Dataset items:
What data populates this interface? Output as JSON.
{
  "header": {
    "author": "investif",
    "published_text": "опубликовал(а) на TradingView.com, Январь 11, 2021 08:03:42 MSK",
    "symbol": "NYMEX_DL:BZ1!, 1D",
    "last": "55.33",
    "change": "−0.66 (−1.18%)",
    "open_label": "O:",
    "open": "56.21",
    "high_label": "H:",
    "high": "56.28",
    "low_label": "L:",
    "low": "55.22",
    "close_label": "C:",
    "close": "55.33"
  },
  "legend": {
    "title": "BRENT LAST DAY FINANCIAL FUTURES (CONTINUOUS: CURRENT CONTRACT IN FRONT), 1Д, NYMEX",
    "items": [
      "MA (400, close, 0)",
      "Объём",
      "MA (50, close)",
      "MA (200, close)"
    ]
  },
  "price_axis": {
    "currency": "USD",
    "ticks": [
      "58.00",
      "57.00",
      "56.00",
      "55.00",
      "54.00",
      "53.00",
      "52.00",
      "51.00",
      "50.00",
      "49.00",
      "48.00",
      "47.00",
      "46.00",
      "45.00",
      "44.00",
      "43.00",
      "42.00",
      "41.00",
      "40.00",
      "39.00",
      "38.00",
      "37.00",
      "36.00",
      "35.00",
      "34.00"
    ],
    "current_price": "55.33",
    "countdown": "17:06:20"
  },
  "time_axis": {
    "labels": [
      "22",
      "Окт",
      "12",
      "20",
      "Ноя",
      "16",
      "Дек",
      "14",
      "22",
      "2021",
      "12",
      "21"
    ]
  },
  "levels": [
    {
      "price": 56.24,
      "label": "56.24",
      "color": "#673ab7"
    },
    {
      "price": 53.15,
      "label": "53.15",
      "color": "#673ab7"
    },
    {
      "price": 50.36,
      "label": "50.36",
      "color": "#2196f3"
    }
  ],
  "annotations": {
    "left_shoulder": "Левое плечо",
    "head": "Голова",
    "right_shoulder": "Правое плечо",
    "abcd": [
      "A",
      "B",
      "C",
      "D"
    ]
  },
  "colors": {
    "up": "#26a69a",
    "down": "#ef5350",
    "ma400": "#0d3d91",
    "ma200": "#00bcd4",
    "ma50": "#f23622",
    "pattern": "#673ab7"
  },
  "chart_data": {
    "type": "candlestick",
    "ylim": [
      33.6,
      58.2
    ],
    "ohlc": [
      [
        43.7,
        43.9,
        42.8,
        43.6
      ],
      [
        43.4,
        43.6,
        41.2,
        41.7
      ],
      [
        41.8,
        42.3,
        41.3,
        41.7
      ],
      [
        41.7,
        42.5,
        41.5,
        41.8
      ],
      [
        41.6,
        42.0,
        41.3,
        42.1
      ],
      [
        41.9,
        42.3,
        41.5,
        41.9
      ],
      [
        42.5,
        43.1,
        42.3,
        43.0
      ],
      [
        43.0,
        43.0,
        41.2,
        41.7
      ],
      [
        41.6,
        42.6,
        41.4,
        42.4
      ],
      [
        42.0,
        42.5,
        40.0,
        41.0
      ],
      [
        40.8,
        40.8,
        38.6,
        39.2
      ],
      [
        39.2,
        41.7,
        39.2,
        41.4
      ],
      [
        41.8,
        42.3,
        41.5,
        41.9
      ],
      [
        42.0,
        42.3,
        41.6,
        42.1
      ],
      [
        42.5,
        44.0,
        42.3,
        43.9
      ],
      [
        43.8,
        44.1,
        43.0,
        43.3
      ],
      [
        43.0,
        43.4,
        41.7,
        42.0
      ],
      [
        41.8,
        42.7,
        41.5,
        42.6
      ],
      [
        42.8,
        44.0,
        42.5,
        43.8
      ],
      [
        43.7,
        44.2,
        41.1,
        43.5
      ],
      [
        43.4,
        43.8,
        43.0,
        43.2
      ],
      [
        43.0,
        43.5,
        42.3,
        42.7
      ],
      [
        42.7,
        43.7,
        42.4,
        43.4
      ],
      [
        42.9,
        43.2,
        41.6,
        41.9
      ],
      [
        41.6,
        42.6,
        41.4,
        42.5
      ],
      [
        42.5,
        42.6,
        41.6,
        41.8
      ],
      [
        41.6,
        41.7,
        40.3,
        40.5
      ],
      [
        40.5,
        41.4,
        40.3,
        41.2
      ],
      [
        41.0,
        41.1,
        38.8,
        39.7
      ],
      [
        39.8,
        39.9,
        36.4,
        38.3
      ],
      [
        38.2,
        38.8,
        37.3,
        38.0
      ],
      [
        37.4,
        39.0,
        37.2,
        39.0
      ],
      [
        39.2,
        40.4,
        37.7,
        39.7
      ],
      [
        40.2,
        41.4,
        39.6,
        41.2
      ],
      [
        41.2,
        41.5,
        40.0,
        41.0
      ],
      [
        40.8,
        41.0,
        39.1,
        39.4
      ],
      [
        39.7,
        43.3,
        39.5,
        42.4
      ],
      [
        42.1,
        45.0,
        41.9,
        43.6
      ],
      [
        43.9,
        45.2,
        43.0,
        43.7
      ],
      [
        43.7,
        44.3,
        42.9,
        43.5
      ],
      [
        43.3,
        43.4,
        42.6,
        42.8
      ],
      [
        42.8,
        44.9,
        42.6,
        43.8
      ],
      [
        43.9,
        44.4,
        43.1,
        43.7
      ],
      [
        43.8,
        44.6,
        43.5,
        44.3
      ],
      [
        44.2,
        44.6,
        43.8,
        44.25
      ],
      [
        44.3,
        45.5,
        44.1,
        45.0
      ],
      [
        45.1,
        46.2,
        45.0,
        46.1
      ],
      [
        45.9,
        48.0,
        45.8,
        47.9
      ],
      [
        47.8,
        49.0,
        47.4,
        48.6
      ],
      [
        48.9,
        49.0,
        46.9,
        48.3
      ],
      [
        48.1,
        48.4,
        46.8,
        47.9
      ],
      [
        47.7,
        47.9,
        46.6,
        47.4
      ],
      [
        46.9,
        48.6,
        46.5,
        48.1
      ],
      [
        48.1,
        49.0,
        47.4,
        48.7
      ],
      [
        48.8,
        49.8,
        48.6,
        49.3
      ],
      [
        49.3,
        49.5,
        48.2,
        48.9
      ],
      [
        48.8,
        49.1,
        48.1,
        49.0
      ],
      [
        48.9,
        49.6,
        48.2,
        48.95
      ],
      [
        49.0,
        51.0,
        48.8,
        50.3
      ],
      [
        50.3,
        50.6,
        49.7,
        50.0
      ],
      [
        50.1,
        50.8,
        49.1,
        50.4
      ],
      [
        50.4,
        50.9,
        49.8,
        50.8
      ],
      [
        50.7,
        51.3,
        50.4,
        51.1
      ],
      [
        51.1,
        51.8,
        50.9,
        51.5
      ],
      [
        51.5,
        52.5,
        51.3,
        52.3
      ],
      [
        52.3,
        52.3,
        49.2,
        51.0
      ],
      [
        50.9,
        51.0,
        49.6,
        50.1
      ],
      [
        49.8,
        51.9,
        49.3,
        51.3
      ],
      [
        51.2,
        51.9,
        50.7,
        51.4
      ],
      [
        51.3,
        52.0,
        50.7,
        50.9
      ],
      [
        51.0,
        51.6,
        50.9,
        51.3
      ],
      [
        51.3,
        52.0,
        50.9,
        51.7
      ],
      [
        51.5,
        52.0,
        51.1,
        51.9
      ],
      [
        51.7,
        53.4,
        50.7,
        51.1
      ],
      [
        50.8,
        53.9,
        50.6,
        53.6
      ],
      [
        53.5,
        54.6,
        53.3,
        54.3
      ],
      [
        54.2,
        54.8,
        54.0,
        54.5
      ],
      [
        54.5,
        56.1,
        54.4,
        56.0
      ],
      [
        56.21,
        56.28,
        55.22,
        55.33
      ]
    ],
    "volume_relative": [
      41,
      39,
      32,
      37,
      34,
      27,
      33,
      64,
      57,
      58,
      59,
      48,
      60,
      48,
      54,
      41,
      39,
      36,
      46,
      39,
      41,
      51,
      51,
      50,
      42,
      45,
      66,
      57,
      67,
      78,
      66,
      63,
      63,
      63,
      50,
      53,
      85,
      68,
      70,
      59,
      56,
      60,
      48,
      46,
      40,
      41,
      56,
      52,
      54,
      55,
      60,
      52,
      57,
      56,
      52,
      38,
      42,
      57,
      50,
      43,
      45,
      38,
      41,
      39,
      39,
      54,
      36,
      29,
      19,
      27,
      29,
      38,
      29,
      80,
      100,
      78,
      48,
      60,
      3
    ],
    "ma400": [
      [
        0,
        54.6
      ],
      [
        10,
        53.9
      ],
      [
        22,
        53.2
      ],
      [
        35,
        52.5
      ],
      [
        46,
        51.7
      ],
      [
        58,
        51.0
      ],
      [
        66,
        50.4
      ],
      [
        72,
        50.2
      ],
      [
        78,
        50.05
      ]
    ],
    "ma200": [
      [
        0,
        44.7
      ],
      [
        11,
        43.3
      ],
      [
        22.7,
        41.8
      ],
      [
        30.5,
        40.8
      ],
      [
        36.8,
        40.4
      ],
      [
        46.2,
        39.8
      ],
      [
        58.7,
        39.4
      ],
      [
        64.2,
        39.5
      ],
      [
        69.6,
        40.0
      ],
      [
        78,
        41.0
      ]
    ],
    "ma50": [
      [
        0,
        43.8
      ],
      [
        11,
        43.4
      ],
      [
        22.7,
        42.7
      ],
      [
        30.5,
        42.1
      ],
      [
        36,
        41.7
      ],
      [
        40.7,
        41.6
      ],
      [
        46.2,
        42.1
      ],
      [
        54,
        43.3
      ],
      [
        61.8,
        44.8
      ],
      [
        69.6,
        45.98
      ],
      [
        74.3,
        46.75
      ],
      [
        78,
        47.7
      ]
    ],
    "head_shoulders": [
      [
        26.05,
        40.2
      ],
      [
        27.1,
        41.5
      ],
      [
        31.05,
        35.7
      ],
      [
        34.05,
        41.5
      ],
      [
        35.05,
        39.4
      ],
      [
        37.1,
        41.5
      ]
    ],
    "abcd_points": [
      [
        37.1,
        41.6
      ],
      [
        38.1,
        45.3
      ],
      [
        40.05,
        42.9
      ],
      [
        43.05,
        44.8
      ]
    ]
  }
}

==

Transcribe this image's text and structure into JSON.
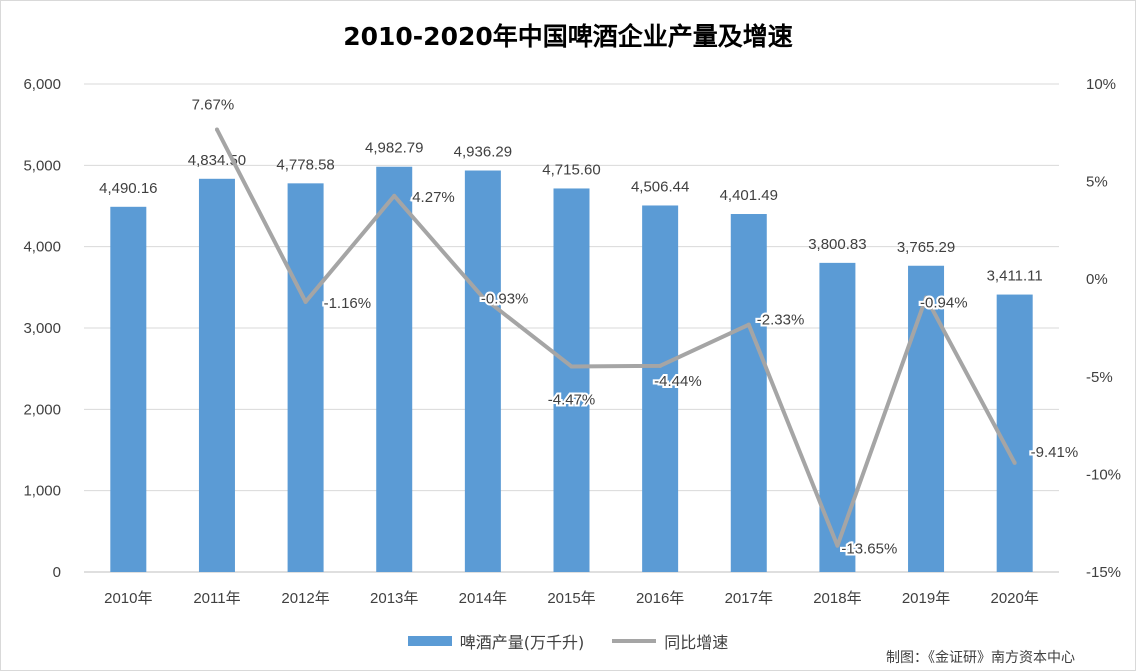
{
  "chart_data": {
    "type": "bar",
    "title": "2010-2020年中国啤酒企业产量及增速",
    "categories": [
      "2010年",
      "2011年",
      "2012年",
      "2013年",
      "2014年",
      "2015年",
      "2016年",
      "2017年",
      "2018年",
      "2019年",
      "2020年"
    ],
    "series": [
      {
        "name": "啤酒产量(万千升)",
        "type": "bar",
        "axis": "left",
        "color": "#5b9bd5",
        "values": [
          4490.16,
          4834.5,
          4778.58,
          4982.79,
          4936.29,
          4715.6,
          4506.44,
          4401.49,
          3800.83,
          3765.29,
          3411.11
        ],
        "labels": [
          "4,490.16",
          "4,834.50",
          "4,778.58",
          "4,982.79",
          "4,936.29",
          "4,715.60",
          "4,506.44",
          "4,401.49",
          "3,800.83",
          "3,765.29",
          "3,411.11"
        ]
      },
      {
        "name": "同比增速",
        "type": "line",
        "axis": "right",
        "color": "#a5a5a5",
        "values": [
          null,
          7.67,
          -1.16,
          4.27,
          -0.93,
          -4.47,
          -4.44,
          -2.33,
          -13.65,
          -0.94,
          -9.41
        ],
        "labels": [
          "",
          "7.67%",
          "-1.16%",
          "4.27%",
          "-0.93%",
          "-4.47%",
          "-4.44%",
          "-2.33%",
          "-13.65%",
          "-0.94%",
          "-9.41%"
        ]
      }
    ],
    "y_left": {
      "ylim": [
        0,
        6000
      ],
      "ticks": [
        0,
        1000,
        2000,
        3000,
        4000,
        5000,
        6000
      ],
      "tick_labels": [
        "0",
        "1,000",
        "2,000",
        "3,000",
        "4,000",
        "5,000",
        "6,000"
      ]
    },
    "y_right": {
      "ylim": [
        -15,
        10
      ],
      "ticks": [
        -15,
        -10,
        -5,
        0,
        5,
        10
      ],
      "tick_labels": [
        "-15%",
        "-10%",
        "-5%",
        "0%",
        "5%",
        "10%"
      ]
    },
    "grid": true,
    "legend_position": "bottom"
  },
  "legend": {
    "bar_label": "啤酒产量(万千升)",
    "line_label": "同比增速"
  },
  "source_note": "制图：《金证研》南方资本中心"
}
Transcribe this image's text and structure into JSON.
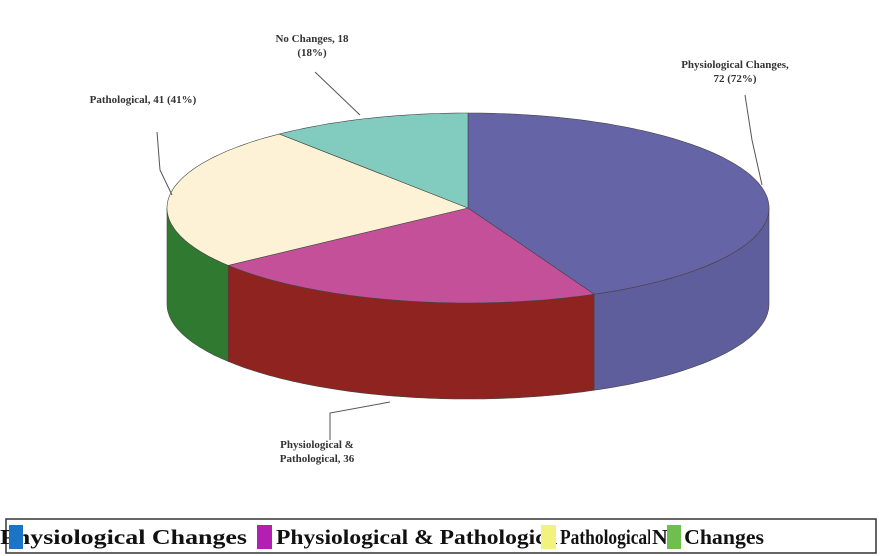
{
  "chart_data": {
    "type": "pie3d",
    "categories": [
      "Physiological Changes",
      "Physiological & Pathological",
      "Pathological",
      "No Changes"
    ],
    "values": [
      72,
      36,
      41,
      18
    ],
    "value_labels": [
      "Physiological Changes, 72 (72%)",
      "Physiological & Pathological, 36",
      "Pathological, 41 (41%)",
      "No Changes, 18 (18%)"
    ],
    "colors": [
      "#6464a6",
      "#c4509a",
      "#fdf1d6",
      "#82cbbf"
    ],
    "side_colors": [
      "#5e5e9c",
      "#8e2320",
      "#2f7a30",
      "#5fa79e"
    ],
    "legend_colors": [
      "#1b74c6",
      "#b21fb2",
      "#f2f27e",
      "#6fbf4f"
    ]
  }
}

● What you have to do:
Show each line in the entries that holds the string "title".

● Result for this task:
    "title": "BRENT LAST DAY FINANCIAL FUTURES (CONTINUOUS: CURRENT CONTRACT IN FRONT), 1Д, NYMEX",
    "title": "2010-2020年中国啤酒企业产量及增速",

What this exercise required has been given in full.